--- Supplied material ---
◇ ◇ ◇ ◇ ◇
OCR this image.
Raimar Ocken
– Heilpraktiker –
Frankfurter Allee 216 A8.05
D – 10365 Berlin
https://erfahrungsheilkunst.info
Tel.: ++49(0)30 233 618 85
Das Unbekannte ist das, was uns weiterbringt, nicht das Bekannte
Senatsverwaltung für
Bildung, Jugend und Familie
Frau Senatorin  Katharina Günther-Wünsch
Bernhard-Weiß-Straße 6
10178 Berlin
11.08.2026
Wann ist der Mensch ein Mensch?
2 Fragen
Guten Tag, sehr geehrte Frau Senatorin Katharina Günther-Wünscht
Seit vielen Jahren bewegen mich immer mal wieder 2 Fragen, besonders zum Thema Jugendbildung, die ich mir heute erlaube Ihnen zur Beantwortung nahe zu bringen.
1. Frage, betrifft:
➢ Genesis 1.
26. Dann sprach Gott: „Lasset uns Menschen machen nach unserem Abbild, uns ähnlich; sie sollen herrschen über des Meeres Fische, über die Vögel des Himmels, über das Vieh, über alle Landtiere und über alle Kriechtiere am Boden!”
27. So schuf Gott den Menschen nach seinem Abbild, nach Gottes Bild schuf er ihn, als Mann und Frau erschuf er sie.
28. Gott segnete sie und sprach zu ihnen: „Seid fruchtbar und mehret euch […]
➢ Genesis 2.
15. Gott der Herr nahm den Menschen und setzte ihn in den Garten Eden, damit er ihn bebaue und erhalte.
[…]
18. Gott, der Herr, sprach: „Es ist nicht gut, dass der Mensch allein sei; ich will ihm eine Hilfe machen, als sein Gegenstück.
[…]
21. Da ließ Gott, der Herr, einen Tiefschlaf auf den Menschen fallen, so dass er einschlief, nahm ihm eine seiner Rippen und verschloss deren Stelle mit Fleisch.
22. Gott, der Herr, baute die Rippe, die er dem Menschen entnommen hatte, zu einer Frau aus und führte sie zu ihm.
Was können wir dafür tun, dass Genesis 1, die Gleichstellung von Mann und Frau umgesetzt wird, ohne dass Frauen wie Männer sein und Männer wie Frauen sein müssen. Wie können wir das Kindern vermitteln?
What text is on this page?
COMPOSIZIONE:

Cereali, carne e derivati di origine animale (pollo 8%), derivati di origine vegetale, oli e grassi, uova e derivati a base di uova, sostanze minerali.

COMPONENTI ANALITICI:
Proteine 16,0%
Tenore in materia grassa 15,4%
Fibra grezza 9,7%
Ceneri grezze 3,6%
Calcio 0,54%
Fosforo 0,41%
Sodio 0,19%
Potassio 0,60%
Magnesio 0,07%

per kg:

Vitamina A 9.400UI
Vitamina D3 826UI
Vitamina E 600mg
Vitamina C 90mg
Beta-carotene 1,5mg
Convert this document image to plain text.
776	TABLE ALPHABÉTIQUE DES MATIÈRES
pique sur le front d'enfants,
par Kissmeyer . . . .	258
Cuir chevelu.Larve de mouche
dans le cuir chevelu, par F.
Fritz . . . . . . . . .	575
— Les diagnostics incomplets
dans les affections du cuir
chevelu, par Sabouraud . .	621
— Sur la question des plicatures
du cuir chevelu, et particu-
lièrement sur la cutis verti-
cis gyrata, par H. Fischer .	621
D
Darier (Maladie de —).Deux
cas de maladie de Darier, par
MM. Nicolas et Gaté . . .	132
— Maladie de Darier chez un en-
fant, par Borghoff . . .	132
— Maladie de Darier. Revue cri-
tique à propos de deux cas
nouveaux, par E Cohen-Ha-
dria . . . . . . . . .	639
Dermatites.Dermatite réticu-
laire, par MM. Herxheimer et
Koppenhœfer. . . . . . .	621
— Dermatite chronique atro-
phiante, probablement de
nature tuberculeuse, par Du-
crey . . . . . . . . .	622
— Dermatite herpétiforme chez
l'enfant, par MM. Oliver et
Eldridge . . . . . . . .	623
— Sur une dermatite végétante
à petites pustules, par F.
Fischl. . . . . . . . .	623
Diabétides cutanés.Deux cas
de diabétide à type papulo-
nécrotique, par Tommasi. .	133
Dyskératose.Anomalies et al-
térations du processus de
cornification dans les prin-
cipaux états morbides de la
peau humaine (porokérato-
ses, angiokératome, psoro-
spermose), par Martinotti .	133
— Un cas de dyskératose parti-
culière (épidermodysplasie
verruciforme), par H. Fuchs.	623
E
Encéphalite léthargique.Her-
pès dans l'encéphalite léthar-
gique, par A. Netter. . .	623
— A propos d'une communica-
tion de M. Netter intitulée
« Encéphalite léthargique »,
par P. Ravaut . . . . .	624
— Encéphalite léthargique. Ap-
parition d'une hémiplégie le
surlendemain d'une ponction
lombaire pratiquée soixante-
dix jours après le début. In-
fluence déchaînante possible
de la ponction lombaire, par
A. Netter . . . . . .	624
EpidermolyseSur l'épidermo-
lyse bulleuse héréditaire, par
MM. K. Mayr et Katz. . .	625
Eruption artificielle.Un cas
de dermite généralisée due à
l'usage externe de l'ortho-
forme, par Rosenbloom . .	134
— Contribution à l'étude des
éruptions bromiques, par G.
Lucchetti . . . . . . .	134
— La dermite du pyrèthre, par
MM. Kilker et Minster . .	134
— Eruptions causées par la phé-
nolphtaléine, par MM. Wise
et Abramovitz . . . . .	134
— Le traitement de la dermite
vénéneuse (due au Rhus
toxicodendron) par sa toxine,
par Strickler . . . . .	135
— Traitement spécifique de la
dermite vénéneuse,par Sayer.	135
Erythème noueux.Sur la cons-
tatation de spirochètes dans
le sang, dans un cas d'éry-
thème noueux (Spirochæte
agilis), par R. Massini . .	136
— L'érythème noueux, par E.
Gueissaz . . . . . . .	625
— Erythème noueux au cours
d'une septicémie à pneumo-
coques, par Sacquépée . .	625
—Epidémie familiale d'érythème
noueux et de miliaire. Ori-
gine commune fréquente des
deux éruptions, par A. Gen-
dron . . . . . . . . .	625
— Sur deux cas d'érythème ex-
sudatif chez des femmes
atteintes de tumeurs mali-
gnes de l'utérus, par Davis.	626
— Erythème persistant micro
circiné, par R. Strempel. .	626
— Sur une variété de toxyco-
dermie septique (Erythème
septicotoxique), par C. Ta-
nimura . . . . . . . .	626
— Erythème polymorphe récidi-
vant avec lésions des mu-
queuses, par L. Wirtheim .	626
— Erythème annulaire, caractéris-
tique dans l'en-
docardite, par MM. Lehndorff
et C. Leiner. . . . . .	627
◇ ◇ ◇ ◇ ◇
--- Exercise objective ---
Please retype the whole of the material above exactly.

--- Task solution ---
OCR this image.
Raimar Ocken
– Heilpraktiker –
Frankfurter Allee 216 A8.05
D – 10365 Berlin
https://erfahrungsheilkunst.info
Tel.: ++49(0)30 233 618 85
Das Unbekannte ist das, was uns weiterbringt, nicht das Bekannte
Senatsverwaltung für
Bildung, Jugend und Familie
Frau Senatorin  Katharina Günther-Wünsch
Bernhard-Weiß-Straße 6
10178 Berlin
11.08.2026
Wann ist der Mensch ein Mensch?
2 Fragen
Guten Tag, sehr geehrte Frau Senatorin Katharina Günther-Wünscht
Seit vielen Jahren bewegen mich immer mal wieder 2 Fragen, besonders zum Thema Jugendbildung, die ich mir heute erlaube Ihnen zur Beantwortung nahe zu bringen.
1. Frage, betrifft:
➢ Genesis 1.
26. Dann sprach Gott: „Lasset uns Menschen machen nach unserem Abbild, uns ähnlich; sie sollen herrschen über des Meeres Fische, über die Vögel des Himmels, über das Vieh, über alle Landtiere und über alle Kriechtiere am Boden!”
27. So schuf Gott den Menschen nach seinem Abbild, nach Gottes Bild schuf er ihn, als Mann und Frau erschuf er sie.
28. Gott segnete sie und sprach zu ihnen: „Seid fruchtbar und mehret euch […]
➢ Genesis 2.
15. Gott der Herr nahm den Menschen und setzte ihn in den Garten Eden, damit er ihn bebaue und erhalte.
[…]
18. Gott, der Herr, sprach: „Es ist nicht gut, dass der Mensch allein sei; ich will ihm eine Hilfe machen, als sein Gegenstück.
[…]
21. Da ließ Gott, der Herr, einen Tiefschlaf auf den Menschen fallen, so dass er einschlief, nahm ihm eine seiner Rippen und verschloss deren Stelle mit Fleisch.
22. Gott, der Herr, baute die Rippe, die er dem Menschen entnommen hatte, zu einer Frau aus und führte sie zu ihm.
Was können wir dafür tun, dass Genesis 1, die Gleichstellung von Mann und Frau umgesetzt wird, ohne dass Frauen wie Männer sein und Männer wie Frauen sein müssen. Wie können wir das Kindern vermitteln?
What text is on this page?
COMPOSIZIONE:

Cereali, carne e derivati di origine animale (pollo 8%), derivati di origine vegetale, oli e grassi, uova e derivati a base di uova, sostanze minerali.

COMPONENTI ANALITICI:
Proteine 16,0%
Tenore in materia grassa 15,4%
Fibra grezza 9,7%
Ceneri grezze 3,6%
Calcio 0,54%
Fosforo 0,41%
Sodio 0,19%
Potassio 0,60%
Magnesio 0,07%

per kg:

Vitamina A 9.400UI
Vitamina D3 826UI
Vitamina E 600mg
Vitamina C 90mg
Beta-carotene 1,5mg
Convert this document image to plain text.
776	TABLE ALPHABÉTIQUE DES MATIÈRES
pique sur le front d'enfants,
par Kissmeyer . . . .	258
Cuir chevelu.Larve de mouche
dans le cuir chevelu, par F.
Fritz . . . . . . . . .	575
— Les diagnostics incomplets
dans les affections du cuir
chevelu, par Sabouraud . .	621
— Sur la question des plicatures
du cuir chevelu, et particu-
lièrement sur la cutis verti-
cis gyrata, par H. Fischer .	621
D
Darier (Maladie de —).Deux
cas de maladie de Darier, par
MM. Nicolas et Gaté . . .	132
— Maladie de Darier chez un en-
fant, par Borghoff . . .	132
— Maladie de Darier. Revue cri-
tique à propos de deux cas
nouveaux, par E Cohen-Ha-
dria . . . . . . . . .	639
Dermatites.Dermatite réticu-
laire, par MM. Herxheimer et
Koppenhœfer. . . . . . .	621
— Dermatite chronique atro-
phiante, probablement de
nature tuberculeuse, par Du-
crey . . . . . . . . .	622
— Dermatite herpétiforme chez
l'enfant, par MM. Oliver et
Eldridge . . . . . . . .	623
— Sur une dermatite végétante
à petites pustules, par F.
Fischl. . . . . . . . .	623
Diabétides cutanés.Deux cas
de diabétide à type papulo-
nécrotique, par Tommasi. .	133
Dyskératose.Anomalies et al-
térations du processus de
cornification dans les prin-
cipaux états morbides de la
peau humaine (porokérato-
ses, angiokératome, psoro-
spermose), par Martinotti .	133
— Un cas de dyskératose parti-
culière (épidermodysplasie
verruciforme), par H. Fuchs.	623
E
Encéphalite léthargique.Her-
pès dans l'encéphalite léthar-
gique, par A. Netter. . .	623
— A propos d'une communica-
tion de M. Netter intitulée
« Encéphalite léthargique »,
par P. Ravaut . . . . .	624
— Encéphalite léthargique. Ap-
parition d'une hémiplégie le
surlendemain d'une ponction
lombaire pratiquée soixante-
dix jours après le début. In-
fluence déchaînante possible
de la ponction lombaire, par
A. Netter . . . . . .	624
EpidermolyseSur l'épidermo-
lyse bulleuse héréditaire, par
MM. K. Mayr et Katz. . .	625
Eruption artificielle.Un cas
de dermite généralisée due à
l'usage externe de l'ortho-
forme, par Rosenbloom . .	134
— Contribution à l'étude des
éruptions bromiques, par G.
Lucchetti . . . . . . .	134
— La dermite du pyrèthre, par
MM. Kilker et Minster . .	134
— Eruptions causées par la phé-
nolphtaléine, par MM. Wise
et Abramovitz . . . . .	134
— Le traitement de la dermite
vénéneuse (due au Rhus
toxicodendron) par sa toxine,
par Strickler . . . . .	135
— Traitement spécifique de la
dermite vénéneuse,par Sayer.	135
Erythème noueux.Sur la cons-
tatation de spirochètes dans
le sang, dans un cas d'éry-
thème noueux (Spirochæte
agilis), par R. Massini . .	136
— L'érythème noueux, par E.
Gueissaz . . . . . . .	625
— Erythème noueux au cours
d'une septicémie à pneumo-
coques, par Sacquépée . .	625
—Epidémie familiale d'érythème
noueux et de miliaire. Ori-
gine commune fréquente des
deux éruptions, par A. Gen-
dron . . . . . . . . .	625
— Sur deux cas d'érythème ex-
sudatif chez des femmes
atteintes de tumeurs mali-
gnes de l'utérus, par Davis.	626
— Erythème persistant micro
circiné, par R. Strempel. .	626
— Sur une variété de toxyco-
dermie septique (Erythème
septicotoxique), par C. Ta-
nimura . . . . . . . .	626
— Erythème polymorphe récidi-
vant avec lésions des mu-
queuses, par L. Wirtheim .	626
— Erythème annulaire, caractéris-
tique dans l'en-
docardite, par MM. Lehndorff
et C. Leiner. . . . . .	627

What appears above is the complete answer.